> **To do**: Below are the records; locate each line with the word "alukset" and copy it.

***** Given data

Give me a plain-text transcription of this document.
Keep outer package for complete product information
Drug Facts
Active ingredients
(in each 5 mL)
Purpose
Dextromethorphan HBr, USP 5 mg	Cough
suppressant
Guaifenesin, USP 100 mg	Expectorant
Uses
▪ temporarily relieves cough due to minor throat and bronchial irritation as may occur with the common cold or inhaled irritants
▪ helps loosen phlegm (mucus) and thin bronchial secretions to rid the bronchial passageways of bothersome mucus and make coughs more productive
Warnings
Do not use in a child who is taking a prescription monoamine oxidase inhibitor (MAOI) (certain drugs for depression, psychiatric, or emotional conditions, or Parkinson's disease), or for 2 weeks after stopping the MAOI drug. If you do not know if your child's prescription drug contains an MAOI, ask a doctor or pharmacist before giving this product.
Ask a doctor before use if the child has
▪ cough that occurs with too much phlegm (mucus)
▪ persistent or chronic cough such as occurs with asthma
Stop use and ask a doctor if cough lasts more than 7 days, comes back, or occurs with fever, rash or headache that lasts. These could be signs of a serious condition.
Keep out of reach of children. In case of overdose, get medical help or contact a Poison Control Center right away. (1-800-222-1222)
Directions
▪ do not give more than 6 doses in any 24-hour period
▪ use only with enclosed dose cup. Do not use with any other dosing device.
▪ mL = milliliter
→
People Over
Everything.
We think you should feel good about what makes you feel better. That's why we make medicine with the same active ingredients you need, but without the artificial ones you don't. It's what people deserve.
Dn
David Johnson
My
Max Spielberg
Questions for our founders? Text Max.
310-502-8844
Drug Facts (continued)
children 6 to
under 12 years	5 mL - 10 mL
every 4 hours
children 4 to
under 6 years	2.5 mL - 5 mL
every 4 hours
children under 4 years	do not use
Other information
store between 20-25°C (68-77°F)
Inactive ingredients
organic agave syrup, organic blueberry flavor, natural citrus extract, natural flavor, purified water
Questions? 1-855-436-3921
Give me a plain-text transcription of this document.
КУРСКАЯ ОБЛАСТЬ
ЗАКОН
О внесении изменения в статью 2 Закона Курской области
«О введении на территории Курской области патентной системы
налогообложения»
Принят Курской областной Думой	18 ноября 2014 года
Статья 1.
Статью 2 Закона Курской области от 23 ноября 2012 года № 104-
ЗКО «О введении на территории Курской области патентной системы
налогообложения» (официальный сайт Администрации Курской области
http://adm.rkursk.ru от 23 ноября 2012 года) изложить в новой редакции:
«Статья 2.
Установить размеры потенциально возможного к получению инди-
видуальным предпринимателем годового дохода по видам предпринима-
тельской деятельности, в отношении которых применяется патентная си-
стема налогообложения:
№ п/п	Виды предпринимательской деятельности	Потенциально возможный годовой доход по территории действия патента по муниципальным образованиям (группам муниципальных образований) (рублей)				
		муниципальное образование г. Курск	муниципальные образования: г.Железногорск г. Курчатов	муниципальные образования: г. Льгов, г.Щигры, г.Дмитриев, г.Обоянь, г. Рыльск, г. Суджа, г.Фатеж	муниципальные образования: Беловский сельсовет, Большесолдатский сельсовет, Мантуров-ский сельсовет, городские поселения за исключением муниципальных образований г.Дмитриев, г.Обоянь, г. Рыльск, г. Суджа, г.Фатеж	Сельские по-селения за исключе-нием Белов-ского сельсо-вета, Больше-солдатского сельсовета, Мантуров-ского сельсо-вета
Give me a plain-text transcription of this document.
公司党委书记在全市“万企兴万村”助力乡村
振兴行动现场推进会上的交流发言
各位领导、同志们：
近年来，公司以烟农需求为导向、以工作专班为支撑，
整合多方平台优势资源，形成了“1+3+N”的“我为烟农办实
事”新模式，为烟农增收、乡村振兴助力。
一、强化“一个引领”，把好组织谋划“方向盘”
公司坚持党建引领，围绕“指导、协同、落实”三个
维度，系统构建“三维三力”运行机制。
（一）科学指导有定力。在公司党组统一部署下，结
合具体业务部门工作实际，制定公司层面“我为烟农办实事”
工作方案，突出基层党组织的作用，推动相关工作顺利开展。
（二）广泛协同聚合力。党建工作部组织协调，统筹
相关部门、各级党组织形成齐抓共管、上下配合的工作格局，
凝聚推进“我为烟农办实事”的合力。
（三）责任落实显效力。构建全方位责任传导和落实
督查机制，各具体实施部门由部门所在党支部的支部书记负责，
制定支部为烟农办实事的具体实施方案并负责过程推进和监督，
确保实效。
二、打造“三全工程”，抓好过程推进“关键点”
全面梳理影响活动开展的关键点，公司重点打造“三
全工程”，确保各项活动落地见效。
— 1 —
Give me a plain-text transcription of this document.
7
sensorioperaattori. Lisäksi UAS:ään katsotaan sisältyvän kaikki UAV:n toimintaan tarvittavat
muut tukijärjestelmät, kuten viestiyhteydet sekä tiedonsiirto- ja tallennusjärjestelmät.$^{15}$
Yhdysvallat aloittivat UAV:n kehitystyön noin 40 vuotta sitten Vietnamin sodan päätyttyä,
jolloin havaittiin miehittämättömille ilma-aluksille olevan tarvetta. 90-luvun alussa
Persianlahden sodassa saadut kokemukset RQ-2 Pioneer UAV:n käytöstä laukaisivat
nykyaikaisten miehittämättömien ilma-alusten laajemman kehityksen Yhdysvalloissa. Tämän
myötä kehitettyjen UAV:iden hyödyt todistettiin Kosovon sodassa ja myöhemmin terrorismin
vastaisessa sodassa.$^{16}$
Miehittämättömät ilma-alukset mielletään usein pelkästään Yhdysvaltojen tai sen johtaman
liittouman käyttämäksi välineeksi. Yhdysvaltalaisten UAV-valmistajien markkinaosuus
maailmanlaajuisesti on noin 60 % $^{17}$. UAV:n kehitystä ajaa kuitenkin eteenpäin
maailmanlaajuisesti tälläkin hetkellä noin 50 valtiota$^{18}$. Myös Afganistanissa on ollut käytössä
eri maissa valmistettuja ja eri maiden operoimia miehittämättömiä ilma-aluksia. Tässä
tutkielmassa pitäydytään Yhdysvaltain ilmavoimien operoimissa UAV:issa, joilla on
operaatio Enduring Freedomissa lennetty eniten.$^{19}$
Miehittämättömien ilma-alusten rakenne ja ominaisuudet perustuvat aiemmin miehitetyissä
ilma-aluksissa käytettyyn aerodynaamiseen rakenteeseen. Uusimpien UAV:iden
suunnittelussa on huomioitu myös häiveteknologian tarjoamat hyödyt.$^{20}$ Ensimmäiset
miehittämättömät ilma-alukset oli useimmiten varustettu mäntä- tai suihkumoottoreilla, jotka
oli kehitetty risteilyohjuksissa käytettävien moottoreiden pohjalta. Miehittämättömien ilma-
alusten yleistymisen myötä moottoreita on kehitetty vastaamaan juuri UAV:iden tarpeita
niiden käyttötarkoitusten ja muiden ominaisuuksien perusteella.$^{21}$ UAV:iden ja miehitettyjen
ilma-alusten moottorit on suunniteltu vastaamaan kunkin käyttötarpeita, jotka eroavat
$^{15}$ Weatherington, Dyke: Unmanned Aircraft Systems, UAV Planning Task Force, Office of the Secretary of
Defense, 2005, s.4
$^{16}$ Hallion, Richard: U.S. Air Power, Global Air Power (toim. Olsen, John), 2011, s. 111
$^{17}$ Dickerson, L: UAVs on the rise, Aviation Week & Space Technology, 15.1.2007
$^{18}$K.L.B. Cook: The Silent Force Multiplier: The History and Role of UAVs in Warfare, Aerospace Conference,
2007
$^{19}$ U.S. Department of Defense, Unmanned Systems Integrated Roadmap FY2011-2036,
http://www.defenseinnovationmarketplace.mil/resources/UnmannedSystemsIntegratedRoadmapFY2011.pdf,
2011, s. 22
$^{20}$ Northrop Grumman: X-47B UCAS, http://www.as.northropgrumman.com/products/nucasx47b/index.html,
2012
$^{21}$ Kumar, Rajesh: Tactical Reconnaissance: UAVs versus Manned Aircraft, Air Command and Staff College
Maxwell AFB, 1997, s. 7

**********

> **Exercise answer**:
Miehittämättömät ilma-alukset mielletään usein pelkästään Yhdysvaltojen tai sen johtaman
miehittämättömät ilma-alukset oli useimmiten varustettu mäntä- tai suihkumoottoreilla, jotka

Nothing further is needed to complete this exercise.